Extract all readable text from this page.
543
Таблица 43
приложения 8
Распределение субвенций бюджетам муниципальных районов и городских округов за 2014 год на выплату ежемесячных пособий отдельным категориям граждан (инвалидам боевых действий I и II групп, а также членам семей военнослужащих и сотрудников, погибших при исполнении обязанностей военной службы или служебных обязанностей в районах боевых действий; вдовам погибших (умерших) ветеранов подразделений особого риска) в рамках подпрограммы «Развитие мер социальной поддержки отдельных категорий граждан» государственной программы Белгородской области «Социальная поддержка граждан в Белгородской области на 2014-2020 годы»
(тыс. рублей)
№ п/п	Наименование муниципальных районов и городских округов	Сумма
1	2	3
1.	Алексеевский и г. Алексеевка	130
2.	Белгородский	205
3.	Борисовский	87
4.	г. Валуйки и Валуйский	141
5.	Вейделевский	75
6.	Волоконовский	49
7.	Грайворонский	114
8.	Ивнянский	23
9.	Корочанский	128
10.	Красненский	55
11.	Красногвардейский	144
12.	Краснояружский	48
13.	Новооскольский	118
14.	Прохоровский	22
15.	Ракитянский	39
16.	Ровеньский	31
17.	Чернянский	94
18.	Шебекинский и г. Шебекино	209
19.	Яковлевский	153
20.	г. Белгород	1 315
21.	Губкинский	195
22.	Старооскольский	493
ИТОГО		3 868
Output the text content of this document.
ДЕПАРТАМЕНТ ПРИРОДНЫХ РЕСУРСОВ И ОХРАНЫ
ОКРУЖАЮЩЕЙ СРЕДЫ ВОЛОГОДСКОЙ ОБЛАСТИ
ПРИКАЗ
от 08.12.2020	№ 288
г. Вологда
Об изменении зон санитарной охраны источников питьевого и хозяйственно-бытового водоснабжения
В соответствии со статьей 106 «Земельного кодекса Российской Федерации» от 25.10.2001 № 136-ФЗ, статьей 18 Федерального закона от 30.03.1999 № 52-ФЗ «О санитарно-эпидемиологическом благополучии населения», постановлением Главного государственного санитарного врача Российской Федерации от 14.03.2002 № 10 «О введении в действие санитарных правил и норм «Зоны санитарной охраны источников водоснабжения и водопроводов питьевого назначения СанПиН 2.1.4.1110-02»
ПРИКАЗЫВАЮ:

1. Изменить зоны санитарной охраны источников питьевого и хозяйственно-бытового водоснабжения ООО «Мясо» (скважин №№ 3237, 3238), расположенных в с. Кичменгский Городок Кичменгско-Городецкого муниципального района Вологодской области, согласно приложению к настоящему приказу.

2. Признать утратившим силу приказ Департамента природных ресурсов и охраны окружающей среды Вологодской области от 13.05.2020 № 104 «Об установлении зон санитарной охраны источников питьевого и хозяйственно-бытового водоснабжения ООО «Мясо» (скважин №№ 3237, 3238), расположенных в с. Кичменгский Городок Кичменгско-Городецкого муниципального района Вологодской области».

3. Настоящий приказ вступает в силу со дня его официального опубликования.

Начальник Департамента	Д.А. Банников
**********
→ What to produce: Give again only the lines of the material above that run from the one with "Output the text content of this document." through the end, both included, exactly as they appear.

→ Right answer:
Output the text content of this document.
ДЕПАРТАМЕНТ ПРИРОДНЫХ РЕСУРСОВ И ОХРАНЫ
ОКРУЖАЮЩЕЙ СРЕДЫ ВОЛОГОДСКОЙ ОБЛАСТИ
ПРИКАЗ
от 08.12.2020	№ 288
г. Вологда
Об изменении зон санитарной охраны источников питьевого и хозяйственно-бытового водоснабжения
В соответствии со статьей 106 «Земельного кодекса Российской Федерации» от 25.10.2001 № 136-ФЗ, статьей 18 Федерального закона от 30.03.1999 № 52-ФЗ «О санитарно-эпидемиологическом благополучии населения», постановлением Главного государственного санитарного врача Российской Федерации от 14.03.2002 № 10 «О введении в действие санитарных правил и норм «Зоны санитарной охраны источников водоснабжения и водопроводов питьевого назначения СанПиН 2.1.4.1110-02»
ПРИКАЗЫВАЮ:

1. Изменить зоны санитарной охраны источников питьевого и хозяйственно-бытового водоснабжения ООО «Мясо» (скважин №№ 3237, 3238), расположенных в с. Кичменгский Городок Кичменгско-Городецкого муниципального района Вологодской области, согласно приложению к настоящему приказу.

2. Признать утратившим силу приказ Департамента природных ресурсов и охраны окружающей среды Вологодской области от 13.05.2020 № 104 «Об установлении зон санитарной охраны источников питьевого и хозяйственно-бытового водоснабжения ООО «Мясо» (скважин №№ 3237, 3238), расположенных в с. Кичменгский Городок Кичменгско-Городецкого муниципального района Вологодской области».

3. Настоящий приказ вступает в силу со дня его официального опубликования.

Начальник Департамента	Д.А. Банников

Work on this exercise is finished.